> _DIRECTION_
Work out how many lines of the records contain "color". Answer with the number and nothing else.

> _PROVIDED MATERIAL_
....

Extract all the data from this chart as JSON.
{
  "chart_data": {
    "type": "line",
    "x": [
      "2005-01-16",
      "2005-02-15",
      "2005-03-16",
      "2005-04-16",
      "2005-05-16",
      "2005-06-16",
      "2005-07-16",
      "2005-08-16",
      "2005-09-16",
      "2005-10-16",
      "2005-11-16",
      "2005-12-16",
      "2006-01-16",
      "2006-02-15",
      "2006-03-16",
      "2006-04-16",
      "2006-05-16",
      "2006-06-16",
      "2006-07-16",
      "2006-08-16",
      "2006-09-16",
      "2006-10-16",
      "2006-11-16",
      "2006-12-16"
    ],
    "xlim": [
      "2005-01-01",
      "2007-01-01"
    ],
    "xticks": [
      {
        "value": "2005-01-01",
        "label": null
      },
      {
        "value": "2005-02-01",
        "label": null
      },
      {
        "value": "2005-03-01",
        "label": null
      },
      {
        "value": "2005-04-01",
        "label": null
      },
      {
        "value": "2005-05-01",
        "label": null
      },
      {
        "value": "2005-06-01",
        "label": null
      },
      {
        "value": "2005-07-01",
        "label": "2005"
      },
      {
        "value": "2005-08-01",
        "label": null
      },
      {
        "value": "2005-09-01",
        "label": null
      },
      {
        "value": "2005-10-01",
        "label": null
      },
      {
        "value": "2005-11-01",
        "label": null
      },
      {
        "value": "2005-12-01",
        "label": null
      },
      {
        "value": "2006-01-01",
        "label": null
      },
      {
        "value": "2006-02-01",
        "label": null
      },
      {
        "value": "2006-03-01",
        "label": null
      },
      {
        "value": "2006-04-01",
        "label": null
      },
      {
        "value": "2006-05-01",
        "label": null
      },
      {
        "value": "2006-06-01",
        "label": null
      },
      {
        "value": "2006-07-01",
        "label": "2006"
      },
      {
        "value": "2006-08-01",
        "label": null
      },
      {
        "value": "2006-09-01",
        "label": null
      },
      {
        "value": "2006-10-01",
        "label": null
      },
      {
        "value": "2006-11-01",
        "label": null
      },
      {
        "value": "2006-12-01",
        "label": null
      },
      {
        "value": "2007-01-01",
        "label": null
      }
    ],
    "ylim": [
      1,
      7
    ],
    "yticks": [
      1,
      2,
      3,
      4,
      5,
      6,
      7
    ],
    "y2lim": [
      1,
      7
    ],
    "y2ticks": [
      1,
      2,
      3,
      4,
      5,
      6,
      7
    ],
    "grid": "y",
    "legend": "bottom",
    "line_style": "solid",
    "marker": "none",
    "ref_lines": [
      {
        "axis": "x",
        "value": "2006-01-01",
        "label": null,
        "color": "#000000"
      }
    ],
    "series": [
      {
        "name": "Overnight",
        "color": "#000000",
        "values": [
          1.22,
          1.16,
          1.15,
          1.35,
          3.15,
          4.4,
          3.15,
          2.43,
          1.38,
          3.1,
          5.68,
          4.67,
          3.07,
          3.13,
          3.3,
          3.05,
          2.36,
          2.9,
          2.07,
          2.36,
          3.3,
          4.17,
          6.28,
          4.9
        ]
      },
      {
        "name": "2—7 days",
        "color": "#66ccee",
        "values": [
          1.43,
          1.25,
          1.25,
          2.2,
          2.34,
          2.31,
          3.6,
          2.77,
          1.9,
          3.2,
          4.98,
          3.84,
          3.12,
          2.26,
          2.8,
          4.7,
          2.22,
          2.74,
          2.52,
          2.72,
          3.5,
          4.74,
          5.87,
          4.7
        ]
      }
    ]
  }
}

....

> _EXERCISE SOLUTION_
3